**Provided records**
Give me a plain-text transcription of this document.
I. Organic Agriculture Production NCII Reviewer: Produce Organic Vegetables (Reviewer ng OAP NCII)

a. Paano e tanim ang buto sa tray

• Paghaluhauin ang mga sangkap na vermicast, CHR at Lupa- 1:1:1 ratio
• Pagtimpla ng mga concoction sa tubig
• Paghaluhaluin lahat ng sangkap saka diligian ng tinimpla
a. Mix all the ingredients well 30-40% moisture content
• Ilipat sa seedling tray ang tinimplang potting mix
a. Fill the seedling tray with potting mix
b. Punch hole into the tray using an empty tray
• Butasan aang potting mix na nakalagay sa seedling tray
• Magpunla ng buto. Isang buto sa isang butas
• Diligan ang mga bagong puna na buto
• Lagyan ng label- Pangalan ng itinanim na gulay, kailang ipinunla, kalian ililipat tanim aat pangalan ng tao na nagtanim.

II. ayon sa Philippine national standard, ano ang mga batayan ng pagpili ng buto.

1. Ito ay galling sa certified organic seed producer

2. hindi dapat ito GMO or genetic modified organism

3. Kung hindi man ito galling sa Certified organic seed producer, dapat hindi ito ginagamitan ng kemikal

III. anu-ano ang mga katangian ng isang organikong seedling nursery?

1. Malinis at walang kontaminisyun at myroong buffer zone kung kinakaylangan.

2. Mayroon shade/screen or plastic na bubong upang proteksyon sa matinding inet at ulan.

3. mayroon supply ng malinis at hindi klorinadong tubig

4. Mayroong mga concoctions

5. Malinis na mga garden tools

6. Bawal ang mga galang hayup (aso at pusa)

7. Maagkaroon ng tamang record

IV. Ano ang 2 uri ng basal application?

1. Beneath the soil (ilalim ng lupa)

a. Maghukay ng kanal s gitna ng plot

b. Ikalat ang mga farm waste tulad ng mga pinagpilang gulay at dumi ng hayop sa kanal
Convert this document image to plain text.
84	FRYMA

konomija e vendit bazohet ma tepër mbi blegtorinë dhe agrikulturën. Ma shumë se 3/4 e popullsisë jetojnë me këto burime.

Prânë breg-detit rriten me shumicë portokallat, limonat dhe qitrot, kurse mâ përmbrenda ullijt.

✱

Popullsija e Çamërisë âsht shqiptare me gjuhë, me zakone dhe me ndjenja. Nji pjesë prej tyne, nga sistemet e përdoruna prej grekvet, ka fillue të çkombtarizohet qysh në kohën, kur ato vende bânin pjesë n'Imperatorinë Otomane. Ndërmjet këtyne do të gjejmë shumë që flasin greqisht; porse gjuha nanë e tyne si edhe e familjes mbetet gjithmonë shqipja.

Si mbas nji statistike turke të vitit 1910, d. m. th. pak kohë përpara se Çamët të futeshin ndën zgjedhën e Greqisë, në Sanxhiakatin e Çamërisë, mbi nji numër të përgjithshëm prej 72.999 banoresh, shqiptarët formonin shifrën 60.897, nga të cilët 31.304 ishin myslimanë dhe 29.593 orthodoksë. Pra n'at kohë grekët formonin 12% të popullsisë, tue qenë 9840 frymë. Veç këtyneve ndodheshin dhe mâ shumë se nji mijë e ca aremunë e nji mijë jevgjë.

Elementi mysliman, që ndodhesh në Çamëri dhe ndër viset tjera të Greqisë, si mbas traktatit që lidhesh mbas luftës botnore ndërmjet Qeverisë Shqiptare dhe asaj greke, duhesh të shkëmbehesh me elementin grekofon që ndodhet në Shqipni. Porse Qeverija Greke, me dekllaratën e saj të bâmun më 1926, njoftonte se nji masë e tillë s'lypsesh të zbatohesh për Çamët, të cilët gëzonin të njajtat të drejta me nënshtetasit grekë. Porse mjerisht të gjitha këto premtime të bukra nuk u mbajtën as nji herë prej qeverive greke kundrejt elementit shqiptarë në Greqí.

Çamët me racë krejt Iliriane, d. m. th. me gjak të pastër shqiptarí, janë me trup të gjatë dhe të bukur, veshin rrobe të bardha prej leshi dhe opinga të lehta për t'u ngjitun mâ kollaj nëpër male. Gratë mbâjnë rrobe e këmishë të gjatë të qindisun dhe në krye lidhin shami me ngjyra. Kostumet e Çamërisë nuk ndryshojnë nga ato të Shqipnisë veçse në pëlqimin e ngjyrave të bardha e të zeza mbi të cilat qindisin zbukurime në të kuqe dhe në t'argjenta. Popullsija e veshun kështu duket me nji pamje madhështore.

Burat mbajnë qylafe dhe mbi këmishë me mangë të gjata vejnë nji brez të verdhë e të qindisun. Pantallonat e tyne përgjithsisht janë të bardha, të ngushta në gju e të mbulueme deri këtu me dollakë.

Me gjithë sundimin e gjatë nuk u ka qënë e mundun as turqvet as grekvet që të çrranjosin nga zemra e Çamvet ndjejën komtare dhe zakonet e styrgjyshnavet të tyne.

**Task goal**
Copy every line that includes the string "tubig" from the material above.

**Completed exercise**
• Pagtimpla ng mga concoction sa tubig
3. mayroon supply ng malinis at hindi klorinadong tubig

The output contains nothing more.